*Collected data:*
···
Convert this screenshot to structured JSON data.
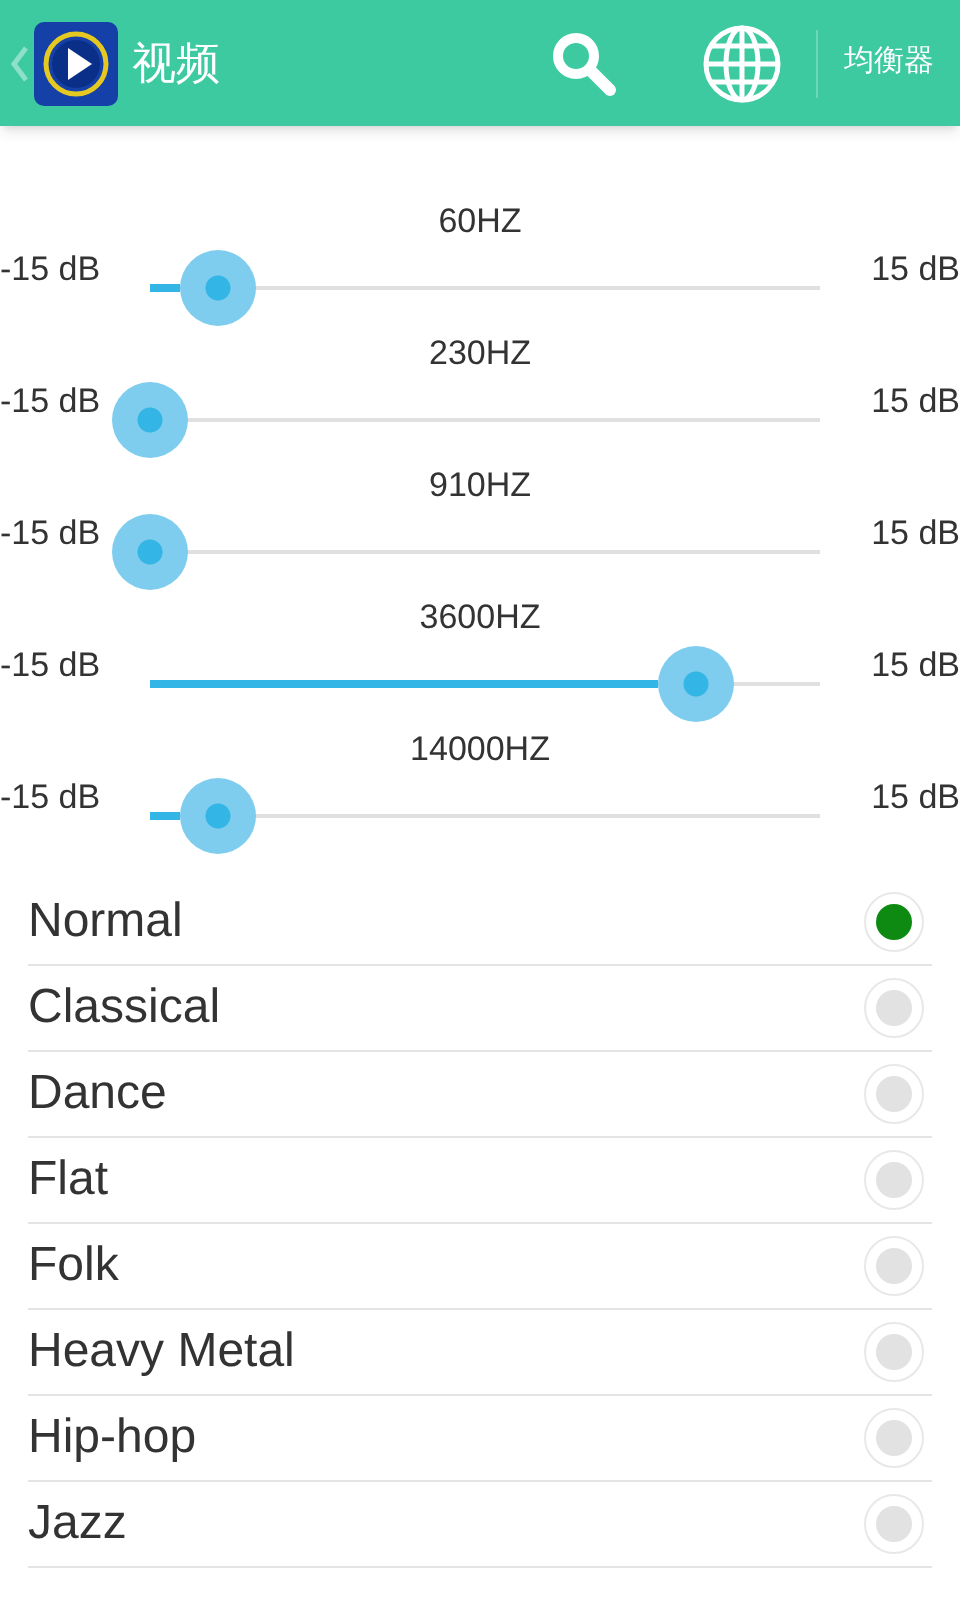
{
  "header": {
    "title": "视频",
    "action": "均衡器"
  },
  "bands": [
    {
      "label": "60HZ",
      "min": "-15 dB",
      "max": "15 dB",
      "level": 0.1
    },
    {
      "label": "230HZ",
      "min": "-15 dB",
      "max": "15 dB",
      "level": 0
    },
    {
      "label": "910HZ",
      "min": "-15 dB",
      "max": "15 dB",
      "level": 0
    },
    {
      "label": "3600HZ",
      "min": "-15 dB",
      "max": "15 dB",
      "level": 0.815
    },
    {
      "label": "14000HZ",
      "min": "-15 dB",
      "max": "15 dB",
      "level": 0.1
    }
  ],
  "presets": [
    {
      "name": "Normal",
      "selected": true
    },
    {
      "name": "Classical",
      "selected": false
    },
    {
      "name": "Dance",
      "selected": false
    },
    {
      "name": "Flat",
      "selected": false
    },
    {
      "name": "Folk",
      "selected": false
    },
    {
      "name": "Heavy Metal",
      "selected": false
    },
    {
      "name": "Hip-hop",
      "selected": false
    },
    {
      "name": "Jazz",
      "selected": false
    }
  ]
}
···
*Brief:* Determine the number of lines in these entries that contain the word "name", and write only that number.

*Solution to the exercise:* 8